Passage for review:

################

I wasn’t sure what job description went with that title. So I told Harvey I’d been hearing stories on and off the radio about the highest-paid Redskins player’s nights out in Reston, full of alleged big-time imbibing, and asked if that would be a situation for a Director of Responsibility to jump into.
“It’s mostly about community outreach,” Harvey said. “But if players want to talk about issues, or if a player is identified in those situations, I let them know that I’m available to them.”
Harvey also said he hasn’t heard any of the Reston drinking tales, and, as a former player, warned against believing anything you hear about the antics of current players. But, just in case, information about Sober Ride is available at Redskins Park, he said.
Tis the season to get stinky drunk — the City Paper Christmas Party is tonight! — so, for more info on the program, go to www.soberride.com or call 800-200-taxi.
I last interviewed Harvey in 2003, when he had retired from football and was busy writing children’s books. He was working on “Life in the ‘Fridge,” a series of books that used the goings-on inside a fictional refrigerator to teach life’s lessons to kids 4 to 6 years old. One of Harvey’s installments, “When Chocolate Milk Moved In,” tells how Frank and Sally Gallon, a couple jugs of white milk living in the ‘fridge, react when a jug of chocolate milk named Fuller Chocolate moves in alongside them on the top shelf. Can Frank and Sally just get along with Mr. Chocolate? (Spoiler alert: YES!)

################

Activities:
1) Could you output the part of the passage about Harvey that opens with the words containing "Harvey also said" and closes with "Park, he said.", copied word for word?
2) What does the passage about Harvey state on each of these points?
(a) In what year did the writer last interview Harvey?
(b) Where is information about Sober Ride available, according to Harvey?
(c) For what ages is the "Life in the 'Fridge" series meant?

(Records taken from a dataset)

################

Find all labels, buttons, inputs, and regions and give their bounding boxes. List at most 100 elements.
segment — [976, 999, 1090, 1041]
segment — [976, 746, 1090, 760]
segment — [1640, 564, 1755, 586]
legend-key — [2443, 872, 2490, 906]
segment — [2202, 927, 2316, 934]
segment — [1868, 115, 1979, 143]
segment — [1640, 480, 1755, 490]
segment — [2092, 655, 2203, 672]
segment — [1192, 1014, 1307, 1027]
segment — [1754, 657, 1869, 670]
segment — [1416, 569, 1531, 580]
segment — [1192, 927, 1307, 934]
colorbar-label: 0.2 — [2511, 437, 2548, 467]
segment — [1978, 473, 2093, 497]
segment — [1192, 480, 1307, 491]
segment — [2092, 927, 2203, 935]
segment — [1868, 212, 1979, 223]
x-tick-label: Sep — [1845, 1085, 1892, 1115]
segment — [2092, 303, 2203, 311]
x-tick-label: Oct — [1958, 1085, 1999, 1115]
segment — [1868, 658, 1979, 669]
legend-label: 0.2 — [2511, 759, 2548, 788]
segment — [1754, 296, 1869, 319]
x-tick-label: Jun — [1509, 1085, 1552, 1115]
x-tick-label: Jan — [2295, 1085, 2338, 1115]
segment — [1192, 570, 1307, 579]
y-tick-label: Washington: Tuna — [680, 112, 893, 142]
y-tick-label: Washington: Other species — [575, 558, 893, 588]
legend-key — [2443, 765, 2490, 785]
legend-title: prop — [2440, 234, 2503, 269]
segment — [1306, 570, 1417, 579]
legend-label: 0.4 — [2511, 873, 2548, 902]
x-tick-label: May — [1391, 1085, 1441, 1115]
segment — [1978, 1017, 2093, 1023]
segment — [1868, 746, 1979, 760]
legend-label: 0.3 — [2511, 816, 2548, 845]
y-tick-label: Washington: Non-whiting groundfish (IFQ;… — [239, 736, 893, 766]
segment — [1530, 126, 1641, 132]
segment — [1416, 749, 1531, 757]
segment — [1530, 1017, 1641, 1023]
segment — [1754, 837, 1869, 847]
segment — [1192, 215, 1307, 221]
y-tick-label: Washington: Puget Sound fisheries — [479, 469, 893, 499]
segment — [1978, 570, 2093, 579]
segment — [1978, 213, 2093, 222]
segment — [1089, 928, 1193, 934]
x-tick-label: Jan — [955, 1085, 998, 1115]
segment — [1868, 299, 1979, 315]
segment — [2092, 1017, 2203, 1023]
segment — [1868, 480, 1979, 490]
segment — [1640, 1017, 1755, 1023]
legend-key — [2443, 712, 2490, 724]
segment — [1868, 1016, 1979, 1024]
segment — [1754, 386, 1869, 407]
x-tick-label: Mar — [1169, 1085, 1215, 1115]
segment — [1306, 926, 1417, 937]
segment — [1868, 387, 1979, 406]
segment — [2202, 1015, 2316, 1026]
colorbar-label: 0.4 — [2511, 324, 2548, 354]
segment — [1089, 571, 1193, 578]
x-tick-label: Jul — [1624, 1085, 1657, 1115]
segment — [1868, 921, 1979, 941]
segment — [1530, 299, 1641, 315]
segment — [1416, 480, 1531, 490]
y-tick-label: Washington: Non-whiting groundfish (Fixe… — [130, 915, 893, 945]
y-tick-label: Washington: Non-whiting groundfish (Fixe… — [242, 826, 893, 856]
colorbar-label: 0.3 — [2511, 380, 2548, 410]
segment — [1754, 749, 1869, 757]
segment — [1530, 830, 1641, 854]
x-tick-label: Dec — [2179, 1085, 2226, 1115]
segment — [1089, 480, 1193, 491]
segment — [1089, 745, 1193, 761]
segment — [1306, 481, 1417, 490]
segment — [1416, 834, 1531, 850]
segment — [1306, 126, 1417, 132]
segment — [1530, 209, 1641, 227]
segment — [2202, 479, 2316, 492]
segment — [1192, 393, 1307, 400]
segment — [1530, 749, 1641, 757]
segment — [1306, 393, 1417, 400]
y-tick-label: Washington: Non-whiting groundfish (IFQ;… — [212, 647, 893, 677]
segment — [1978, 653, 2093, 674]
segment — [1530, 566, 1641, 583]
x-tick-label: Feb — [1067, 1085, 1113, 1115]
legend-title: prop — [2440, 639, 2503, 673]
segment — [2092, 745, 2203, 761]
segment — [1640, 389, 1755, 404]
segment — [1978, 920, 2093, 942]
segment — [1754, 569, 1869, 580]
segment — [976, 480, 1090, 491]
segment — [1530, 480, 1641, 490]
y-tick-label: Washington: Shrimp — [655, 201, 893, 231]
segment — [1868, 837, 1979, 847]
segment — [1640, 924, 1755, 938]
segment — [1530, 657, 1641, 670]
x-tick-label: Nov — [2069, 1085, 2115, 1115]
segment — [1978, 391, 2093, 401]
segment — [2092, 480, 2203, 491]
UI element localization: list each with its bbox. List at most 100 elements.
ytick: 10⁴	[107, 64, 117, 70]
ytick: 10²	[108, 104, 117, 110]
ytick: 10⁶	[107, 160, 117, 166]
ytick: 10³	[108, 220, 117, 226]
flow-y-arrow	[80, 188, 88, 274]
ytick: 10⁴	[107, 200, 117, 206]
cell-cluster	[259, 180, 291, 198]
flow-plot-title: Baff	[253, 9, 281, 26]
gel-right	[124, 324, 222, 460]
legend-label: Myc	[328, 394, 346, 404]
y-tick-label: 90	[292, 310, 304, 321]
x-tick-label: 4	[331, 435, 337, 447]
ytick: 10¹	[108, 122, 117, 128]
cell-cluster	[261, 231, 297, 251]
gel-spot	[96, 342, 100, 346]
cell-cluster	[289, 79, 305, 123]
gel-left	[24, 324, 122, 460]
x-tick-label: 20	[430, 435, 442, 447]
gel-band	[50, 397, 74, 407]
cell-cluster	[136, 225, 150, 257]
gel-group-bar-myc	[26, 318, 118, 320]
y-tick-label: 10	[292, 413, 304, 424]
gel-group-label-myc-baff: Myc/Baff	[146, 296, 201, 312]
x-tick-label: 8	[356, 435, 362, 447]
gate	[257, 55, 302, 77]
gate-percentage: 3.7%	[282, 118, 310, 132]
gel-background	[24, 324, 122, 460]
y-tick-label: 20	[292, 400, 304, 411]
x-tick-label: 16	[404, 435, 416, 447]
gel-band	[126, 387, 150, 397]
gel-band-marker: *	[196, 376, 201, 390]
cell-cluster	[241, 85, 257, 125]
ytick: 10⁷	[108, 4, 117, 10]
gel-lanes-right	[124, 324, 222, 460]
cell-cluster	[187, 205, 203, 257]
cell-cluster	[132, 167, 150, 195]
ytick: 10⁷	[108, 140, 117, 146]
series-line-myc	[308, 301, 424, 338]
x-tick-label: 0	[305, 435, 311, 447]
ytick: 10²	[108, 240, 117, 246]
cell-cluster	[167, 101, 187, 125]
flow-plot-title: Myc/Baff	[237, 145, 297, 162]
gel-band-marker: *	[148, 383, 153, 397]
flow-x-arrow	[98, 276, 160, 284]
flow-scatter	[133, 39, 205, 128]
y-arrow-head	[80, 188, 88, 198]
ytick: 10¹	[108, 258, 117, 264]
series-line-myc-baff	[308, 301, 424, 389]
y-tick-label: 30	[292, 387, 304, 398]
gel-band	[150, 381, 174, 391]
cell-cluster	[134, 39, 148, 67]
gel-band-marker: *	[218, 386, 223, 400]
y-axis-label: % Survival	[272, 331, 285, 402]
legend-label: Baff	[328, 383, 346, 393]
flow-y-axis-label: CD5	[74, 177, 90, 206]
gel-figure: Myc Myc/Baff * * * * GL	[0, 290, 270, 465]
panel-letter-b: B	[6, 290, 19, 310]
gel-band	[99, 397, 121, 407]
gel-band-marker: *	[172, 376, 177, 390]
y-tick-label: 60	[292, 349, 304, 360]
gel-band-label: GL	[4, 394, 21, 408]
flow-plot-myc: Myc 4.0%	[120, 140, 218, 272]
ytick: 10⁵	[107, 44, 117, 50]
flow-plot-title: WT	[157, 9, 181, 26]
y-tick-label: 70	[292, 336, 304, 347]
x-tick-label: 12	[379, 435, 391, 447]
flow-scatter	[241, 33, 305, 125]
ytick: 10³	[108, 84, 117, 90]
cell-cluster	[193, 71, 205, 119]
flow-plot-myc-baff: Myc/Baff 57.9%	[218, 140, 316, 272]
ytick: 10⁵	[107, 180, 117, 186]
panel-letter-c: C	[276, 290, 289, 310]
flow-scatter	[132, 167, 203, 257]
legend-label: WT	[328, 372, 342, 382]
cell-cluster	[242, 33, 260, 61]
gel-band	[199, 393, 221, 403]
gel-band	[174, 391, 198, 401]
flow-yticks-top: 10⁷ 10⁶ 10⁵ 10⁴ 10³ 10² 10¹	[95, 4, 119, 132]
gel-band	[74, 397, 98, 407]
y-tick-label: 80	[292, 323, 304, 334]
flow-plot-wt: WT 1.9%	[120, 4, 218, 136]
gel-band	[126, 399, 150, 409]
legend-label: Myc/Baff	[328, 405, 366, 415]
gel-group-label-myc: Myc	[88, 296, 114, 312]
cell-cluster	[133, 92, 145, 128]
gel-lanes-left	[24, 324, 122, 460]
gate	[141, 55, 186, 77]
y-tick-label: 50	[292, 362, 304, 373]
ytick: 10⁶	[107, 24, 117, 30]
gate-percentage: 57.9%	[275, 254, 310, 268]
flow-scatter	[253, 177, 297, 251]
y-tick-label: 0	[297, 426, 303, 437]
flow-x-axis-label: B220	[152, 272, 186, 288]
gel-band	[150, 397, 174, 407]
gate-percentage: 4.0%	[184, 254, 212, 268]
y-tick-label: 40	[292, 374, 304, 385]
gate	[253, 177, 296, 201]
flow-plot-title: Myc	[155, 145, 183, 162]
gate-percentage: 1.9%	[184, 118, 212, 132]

################

Solutions below:
1)
Harvey also said he hasn’t heard any of the Reston drinking tales, and, as a former player, warned against believing anything you hear about the antics of current players. But, just in case, information about Sober Ride is available at Redskins Park, he said.

2)
(a) 2003
(b) At Redskins Park
(c) Kids 4 to 6 years old